Write out each record again exactly as it stands.
-- START --
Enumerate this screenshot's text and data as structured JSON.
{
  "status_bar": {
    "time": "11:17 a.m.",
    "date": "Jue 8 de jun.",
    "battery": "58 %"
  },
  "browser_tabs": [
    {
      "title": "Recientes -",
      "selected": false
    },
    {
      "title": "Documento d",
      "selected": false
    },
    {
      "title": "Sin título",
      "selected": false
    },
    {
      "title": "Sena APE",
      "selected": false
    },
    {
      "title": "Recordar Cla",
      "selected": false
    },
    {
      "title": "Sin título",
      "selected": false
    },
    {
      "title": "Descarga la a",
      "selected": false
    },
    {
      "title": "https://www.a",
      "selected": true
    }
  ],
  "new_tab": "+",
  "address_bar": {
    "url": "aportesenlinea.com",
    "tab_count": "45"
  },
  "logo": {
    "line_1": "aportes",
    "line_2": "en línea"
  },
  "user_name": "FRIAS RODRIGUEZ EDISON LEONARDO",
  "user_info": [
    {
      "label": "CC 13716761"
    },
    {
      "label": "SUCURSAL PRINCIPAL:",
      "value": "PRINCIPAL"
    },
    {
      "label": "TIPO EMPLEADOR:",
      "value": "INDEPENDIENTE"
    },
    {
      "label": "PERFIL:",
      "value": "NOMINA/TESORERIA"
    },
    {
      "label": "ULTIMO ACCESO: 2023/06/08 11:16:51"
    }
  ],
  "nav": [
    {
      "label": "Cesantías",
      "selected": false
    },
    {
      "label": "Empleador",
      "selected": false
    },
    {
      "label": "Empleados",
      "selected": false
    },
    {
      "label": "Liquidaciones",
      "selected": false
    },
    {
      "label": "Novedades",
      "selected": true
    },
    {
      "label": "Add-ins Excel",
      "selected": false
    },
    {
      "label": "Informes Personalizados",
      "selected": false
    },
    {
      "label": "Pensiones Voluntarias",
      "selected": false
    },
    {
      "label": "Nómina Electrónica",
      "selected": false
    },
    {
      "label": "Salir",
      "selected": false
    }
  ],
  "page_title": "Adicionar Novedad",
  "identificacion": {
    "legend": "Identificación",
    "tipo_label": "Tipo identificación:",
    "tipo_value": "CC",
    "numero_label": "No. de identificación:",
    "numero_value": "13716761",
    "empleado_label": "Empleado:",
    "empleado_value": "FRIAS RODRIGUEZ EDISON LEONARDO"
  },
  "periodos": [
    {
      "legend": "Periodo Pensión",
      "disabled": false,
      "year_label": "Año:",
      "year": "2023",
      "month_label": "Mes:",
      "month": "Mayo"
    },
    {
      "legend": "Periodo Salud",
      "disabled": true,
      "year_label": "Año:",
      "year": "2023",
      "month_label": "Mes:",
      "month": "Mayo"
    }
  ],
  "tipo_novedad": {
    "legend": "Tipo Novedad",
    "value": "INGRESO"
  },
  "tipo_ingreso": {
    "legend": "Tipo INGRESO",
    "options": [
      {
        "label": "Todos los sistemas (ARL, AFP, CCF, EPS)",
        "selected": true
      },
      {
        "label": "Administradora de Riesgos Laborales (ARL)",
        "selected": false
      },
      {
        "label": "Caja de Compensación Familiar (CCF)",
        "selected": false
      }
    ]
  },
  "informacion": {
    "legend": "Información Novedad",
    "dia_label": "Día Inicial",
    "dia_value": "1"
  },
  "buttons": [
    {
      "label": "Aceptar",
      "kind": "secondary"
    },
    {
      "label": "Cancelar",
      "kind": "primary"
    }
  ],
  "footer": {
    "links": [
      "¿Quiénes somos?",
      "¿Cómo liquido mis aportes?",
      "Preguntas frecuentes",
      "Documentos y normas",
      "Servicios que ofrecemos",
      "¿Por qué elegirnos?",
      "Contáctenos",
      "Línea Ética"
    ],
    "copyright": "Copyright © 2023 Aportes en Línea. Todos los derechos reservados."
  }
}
-- END --
*Complete answer*.
Enumerate this screenshot's text and data as structured JSON.
{
  "status_bar": {
    "time": "11:17 a.m.",
    "date": "Jue 8 de jun.",
    "battery": "58 %"
  },
  "browser_tabs": [
    {
      "title": "Recientes -",
      "selected": false
    },
    {
      "title": "Documento d",
      "selected": false
    },
    {
      "title": "Sin título",
      "selected": false
    },
    {
      "title": "Sena APE",
      "selected": false
    },
    {
      "title": "Recordar Cla",
      "selected": false
    },
    {
      "title": "Sin título",
      "selected": false
    },
    {
      "title": "Descarga la a",
      "selected": false
    },
    {
      "title": "https://www.a",
      "selected": true
    }
  ],
  "new_tab": "+",
  "address_bar": {
    "url": "aportesenlinea.com",
    "tab_count": "45"
  },
  "logo": {
    "line_1": "aportes",
    "line_2": "en línea"
  },
  "user_name": "FRIAS RODRIGUEZ EDISON LEONARDO",
  "user_info": [
    {
      "label": "CC 13716761"
    },
    {
      "label": "SUCURSAL PRINCIPAL:",
      "value": "PRINCIPAL"
    },
    {
      "label": "TIPO EMPLEADOR:",
      "value": "INDEPENDIENTE"
    },
    {
      "label": "PERFIL:",
      "value": "NOMINA/TESORERIA"
    },
    {
      "label": "ULTIMO ACCESO: 2023/06/08 11:16:51"
    }
  ],
  "nav": [
    {
      "label": "Cesantías",
      "selected": false
    },
    {
      "label": "Empleador",
      "selected": false
    },
    {
      "label": "Empleados",
      "selected": false
    },
    {
      "label": "Liquidaciones",
      "selected": false
    },
    {
      "label": "Novedades",
      "selected": true
    },
    {
      "label": "Add-ins Excel",
      "selected": false
    },
    {
      "label": "Informes Personalizados",
      "selected": false
    },
    {
      "label": "Pensiones Voluntarias",
      "selected": false
    },
    {
      "label": "Nómina Electrónica",
      "selected": false
    },
    {
      "label": "Salir",
      "selected": false
    }
  ],
  "page_title": "Adicionar Novedad",
  "identificacion": {
    "legend": "Identificación",
    "tipo_label": "Tipo identificación:",
    "tipo_value": "CC",
    "numero_label": "No. de identificación:",
    "numero_value": "13716761",
    "empleado_label": "Empleado:",
    "empleado_value": "FRIAS RODRIGUEZ EDISON LEONARDO"
  },
  "periodos": [
    {
      "legend": "Periodo Pensión",
      "disabled": false,
      "year_label": "Año:",
      "year": "2023",
      "month_label": "Mes:",
      "month": "Mayo"
    },
    {
      "legend": "Periodo Salud",
      "disabled": true,
      "year_label": "Año:",
      "year": "2023",
      "month_label": "Mes:",
      "month": "Mayo"
    }
  ],
  "tipo_novedad": {
    "legend": "Tipo Novedad",
    "value": "INGRESO"
  },
  "tipo_ingreso": {
    "legend": "Tipo INGRESO",
    "options": [
      {
        "label": "Todos los sistemas (ARL, AFP, CCF, EPS)",
        "selected": true
      },
      {
        "label": "Administradora de Riesgos Laborales (ARL)",
        "selected": false
      },
      {
        "label": "Caja de Compensación Familiar (CCF)",
        "selected": false
      }
    ]
  },
  "informacion": {
    "legend": "Información Novedad",
    "dia_label": "Día Inicial",
    "dia_value": "1"
  },
  "buttons": [
    {
      "label": "Aceptar",
      "kind": "secondary"
    },
    {
      "label": "Cancelar",
      "kind": "primary"
    }
  ],
  "footer": {
    "links": [
      "¿Quiénes somos?",
      "¿Cómo liquido mis aportes?",
      "Preguntas frecuentes",
      "Documentos y normas",
      "Servicios que ofrecemos",
      "¿Por qué elegirnos?",
      "Contáctenos",
      "Línea Ética"
    ],
    "copyright": "Copyright © 2023 Aportes en Línea. Todos los derechos reservados."
  }
}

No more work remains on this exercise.